## TASK GOAL
For the data below, report the number of lines that contain the string "from" and nothing else.

----- SUPPLIED DATA

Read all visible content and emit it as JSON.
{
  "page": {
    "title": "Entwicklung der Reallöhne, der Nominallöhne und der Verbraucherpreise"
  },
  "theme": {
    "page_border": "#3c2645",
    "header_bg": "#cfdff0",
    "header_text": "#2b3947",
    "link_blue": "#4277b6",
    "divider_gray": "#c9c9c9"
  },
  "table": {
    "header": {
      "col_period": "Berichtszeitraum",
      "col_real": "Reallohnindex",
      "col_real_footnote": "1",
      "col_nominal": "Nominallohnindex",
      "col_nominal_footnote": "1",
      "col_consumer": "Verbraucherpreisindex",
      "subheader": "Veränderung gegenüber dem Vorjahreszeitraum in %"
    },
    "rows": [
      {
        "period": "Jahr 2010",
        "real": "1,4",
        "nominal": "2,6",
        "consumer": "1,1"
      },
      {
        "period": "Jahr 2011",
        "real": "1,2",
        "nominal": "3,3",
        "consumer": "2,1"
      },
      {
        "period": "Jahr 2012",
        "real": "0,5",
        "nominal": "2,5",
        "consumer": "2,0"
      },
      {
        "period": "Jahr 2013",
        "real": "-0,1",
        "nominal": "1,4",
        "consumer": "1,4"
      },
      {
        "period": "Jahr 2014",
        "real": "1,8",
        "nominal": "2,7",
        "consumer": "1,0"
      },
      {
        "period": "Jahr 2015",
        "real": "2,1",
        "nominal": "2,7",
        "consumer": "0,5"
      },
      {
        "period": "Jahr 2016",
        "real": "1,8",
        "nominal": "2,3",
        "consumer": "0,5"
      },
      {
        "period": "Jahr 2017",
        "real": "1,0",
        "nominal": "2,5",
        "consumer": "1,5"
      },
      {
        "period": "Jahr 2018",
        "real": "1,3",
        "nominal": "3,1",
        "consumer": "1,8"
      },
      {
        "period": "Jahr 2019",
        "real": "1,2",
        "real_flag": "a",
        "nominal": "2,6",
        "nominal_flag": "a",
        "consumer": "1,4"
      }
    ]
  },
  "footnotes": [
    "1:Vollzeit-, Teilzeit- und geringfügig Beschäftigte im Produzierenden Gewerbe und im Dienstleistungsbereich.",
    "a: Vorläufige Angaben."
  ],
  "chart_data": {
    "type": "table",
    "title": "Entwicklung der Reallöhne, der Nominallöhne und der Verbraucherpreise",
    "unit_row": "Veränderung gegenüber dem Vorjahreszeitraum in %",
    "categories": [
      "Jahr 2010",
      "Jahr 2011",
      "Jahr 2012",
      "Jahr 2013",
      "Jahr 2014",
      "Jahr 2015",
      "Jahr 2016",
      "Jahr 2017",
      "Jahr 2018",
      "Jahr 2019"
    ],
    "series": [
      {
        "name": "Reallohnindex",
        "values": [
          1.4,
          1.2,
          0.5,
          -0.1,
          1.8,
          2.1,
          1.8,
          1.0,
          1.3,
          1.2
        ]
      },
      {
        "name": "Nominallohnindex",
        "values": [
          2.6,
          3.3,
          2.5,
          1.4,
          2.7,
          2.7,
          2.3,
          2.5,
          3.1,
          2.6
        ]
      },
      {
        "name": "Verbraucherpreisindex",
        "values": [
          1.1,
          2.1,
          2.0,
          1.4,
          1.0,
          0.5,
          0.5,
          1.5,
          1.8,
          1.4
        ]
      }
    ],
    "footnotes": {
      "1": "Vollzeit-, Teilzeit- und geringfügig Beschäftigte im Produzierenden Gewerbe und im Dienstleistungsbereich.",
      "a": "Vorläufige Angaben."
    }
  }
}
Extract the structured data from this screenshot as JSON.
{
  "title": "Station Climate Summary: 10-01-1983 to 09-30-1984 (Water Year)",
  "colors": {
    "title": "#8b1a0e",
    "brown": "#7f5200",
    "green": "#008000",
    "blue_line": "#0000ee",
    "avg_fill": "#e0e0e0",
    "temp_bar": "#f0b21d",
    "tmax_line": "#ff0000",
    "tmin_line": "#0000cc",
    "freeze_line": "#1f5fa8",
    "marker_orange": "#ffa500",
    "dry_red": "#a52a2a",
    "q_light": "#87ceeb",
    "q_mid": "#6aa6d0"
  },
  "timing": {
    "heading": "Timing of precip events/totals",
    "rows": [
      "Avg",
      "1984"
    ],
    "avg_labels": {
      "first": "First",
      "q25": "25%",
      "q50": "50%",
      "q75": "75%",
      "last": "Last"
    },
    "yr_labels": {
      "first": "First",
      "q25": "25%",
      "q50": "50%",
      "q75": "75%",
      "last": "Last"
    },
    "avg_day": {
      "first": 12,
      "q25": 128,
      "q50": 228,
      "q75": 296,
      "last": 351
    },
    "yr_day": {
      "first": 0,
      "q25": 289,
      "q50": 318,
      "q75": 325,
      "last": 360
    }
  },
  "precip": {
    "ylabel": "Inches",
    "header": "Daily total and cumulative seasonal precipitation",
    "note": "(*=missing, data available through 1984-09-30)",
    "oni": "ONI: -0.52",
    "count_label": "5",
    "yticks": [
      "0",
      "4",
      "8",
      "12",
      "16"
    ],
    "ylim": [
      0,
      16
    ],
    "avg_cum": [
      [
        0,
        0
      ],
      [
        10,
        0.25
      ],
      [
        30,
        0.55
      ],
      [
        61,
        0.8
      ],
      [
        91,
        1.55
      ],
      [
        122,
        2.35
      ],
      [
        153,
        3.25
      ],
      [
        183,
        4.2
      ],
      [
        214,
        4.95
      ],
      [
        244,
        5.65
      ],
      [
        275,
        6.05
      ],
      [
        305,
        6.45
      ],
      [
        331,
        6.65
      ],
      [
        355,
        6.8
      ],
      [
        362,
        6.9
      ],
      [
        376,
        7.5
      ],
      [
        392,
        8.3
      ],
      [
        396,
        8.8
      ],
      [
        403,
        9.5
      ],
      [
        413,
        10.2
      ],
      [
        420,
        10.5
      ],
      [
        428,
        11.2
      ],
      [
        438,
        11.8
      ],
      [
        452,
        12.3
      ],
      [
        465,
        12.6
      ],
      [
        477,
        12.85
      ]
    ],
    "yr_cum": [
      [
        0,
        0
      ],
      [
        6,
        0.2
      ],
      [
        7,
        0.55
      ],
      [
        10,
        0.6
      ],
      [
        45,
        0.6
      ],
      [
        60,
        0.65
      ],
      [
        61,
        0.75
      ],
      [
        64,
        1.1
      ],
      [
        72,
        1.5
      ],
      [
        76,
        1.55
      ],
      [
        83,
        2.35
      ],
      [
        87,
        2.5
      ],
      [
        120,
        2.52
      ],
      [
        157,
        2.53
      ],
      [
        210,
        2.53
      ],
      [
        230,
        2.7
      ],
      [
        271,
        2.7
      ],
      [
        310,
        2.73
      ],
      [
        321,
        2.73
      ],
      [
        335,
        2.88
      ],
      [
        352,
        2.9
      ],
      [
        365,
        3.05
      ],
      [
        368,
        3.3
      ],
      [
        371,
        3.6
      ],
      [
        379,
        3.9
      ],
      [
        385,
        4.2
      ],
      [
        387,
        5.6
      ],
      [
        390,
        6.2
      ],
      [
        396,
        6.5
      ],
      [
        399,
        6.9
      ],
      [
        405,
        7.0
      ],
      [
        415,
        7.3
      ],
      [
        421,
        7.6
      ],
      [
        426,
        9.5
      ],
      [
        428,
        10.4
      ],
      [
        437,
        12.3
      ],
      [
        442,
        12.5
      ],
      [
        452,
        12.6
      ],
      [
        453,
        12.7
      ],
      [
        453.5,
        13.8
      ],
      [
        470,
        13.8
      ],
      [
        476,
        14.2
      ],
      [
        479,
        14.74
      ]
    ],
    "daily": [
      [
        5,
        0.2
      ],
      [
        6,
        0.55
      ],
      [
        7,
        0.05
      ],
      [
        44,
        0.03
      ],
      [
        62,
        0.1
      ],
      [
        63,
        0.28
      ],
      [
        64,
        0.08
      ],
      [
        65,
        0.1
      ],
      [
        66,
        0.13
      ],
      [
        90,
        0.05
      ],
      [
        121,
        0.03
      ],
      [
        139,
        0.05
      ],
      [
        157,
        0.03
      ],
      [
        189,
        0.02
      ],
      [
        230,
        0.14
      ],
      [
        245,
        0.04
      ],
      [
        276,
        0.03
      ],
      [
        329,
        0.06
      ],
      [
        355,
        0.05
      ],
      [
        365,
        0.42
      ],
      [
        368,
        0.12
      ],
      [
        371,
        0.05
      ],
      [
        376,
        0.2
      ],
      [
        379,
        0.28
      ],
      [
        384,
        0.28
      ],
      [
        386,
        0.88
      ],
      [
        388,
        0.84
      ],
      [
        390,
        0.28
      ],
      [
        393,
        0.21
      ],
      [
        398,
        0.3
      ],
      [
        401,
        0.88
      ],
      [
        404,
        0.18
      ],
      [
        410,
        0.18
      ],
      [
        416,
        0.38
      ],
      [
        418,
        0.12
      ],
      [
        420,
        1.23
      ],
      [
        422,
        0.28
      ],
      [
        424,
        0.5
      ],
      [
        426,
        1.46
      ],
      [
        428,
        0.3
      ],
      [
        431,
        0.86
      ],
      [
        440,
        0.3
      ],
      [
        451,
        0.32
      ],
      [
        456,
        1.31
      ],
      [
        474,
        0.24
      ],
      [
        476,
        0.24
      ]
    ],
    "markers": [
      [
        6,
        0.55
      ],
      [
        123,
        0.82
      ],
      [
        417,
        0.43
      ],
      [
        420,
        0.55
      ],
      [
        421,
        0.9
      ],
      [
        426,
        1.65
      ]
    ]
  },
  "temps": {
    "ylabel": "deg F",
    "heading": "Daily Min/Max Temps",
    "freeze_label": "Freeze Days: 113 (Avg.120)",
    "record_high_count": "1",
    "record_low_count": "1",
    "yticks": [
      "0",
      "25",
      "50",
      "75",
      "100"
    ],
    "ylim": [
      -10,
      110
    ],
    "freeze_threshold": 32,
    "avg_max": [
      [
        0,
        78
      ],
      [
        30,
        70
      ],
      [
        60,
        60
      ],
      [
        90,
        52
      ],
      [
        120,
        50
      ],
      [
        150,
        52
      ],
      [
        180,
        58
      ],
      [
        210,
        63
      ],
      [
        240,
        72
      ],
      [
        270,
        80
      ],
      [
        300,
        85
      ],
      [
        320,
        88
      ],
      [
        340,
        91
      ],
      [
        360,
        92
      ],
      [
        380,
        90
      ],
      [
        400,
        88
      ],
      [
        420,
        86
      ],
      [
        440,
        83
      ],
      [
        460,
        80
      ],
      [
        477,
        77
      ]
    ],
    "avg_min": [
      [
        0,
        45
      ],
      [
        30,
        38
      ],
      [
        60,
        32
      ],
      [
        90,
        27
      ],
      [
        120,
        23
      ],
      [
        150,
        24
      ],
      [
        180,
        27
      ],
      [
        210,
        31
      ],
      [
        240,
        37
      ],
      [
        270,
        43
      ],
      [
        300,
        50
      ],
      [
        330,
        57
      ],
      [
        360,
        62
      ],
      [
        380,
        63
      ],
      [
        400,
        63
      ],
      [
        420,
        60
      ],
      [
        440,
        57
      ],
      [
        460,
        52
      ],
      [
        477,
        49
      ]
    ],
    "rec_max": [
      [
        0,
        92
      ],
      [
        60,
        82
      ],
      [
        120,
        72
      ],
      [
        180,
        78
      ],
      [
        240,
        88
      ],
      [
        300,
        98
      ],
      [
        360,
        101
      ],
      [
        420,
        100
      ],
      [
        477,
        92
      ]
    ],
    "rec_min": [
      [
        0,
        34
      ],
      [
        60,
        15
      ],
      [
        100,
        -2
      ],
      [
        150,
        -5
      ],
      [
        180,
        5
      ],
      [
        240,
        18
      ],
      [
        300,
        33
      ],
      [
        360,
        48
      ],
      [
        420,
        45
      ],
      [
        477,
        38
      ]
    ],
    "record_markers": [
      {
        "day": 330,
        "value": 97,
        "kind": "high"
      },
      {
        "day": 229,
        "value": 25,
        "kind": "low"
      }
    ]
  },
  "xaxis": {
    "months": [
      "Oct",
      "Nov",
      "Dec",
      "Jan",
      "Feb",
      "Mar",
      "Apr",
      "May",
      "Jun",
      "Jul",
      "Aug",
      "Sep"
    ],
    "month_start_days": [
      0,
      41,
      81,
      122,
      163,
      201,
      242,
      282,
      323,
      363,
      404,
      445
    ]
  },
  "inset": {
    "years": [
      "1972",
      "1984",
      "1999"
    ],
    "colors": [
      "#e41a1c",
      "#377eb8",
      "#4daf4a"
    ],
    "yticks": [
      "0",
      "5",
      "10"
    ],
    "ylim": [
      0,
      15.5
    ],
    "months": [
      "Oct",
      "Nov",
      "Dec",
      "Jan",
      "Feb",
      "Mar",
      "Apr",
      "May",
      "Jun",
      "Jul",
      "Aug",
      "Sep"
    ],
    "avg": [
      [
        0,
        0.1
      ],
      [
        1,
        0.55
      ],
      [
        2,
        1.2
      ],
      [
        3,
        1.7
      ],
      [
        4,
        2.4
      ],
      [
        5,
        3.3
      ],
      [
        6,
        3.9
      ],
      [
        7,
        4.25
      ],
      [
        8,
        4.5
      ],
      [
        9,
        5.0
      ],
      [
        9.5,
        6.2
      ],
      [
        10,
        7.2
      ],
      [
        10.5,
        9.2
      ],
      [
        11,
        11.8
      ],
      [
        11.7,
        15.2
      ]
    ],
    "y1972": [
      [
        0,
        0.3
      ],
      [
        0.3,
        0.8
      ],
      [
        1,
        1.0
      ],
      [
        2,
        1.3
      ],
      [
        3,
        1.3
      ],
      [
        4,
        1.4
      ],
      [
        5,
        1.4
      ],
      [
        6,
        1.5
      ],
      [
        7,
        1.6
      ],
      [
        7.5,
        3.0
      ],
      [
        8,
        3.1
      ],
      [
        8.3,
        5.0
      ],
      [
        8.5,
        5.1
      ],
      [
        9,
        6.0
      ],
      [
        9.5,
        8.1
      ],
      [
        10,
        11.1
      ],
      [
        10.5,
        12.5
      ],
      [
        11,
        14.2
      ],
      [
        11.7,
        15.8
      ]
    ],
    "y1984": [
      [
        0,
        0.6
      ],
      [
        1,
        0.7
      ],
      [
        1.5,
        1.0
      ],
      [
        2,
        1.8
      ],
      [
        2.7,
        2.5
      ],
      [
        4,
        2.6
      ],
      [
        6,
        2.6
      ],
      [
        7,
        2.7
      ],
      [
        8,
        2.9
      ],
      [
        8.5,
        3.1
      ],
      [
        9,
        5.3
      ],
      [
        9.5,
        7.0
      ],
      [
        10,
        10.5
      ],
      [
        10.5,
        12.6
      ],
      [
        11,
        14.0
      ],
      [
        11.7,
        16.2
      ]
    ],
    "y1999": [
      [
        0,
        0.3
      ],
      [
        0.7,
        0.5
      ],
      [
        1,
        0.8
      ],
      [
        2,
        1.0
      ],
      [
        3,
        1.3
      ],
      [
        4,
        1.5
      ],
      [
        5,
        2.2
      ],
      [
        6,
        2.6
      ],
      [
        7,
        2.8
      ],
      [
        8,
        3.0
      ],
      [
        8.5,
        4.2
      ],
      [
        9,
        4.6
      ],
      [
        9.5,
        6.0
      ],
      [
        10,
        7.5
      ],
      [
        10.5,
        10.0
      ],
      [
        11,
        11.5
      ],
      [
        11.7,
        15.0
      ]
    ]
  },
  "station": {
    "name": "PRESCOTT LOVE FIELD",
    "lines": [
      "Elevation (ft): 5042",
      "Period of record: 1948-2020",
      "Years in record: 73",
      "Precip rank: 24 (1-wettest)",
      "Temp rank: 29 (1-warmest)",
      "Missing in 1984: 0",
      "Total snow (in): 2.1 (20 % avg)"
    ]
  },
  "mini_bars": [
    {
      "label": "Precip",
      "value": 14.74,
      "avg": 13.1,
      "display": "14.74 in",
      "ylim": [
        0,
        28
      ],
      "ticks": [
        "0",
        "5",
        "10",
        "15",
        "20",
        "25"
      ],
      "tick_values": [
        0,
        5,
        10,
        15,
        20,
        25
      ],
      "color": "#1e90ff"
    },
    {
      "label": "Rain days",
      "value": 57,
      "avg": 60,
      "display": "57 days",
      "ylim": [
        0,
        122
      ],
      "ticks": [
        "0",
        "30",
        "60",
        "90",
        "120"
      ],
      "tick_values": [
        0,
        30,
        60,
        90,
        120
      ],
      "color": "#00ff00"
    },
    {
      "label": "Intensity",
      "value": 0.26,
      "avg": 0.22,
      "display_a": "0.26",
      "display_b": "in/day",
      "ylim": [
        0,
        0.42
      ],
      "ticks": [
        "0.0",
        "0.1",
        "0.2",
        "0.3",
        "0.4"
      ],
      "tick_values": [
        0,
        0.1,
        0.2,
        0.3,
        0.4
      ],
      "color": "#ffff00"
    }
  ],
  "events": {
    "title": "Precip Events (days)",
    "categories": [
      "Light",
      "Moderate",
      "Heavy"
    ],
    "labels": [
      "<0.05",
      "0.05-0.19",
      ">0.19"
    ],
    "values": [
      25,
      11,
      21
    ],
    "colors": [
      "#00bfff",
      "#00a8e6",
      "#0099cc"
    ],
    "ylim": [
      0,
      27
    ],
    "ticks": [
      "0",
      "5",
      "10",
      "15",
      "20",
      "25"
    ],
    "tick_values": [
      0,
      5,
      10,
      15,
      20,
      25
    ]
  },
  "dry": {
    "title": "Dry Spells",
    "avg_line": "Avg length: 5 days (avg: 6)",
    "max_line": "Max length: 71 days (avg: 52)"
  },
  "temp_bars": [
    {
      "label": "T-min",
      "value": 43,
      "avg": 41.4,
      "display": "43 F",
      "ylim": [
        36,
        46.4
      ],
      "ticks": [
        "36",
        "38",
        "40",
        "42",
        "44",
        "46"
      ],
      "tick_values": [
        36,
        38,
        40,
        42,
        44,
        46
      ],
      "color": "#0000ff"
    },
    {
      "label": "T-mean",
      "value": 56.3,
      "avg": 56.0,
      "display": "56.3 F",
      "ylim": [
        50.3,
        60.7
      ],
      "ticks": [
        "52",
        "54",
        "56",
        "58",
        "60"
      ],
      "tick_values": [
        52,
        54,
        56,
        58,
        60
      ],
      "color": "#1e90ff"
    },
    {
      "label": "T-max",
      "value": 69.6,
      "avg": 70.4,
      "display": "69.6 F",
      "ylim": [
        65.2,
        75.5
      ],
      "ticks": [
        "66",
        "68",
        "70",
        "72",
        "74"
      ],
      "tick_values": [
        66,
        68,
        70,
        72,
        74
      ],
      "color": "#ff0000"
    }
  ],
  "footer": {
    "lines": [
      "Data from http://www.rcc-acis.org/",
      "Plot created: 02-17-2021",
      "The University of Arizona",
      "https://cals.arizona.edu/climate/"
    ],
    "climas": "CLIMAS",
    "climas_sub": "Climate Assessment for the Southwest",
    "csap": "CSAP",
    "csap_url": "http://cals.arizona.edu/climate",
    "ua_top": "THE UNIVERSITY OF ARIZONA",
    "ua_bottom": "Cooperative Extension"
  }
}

----------

## ANSWER TO THIS TASK
2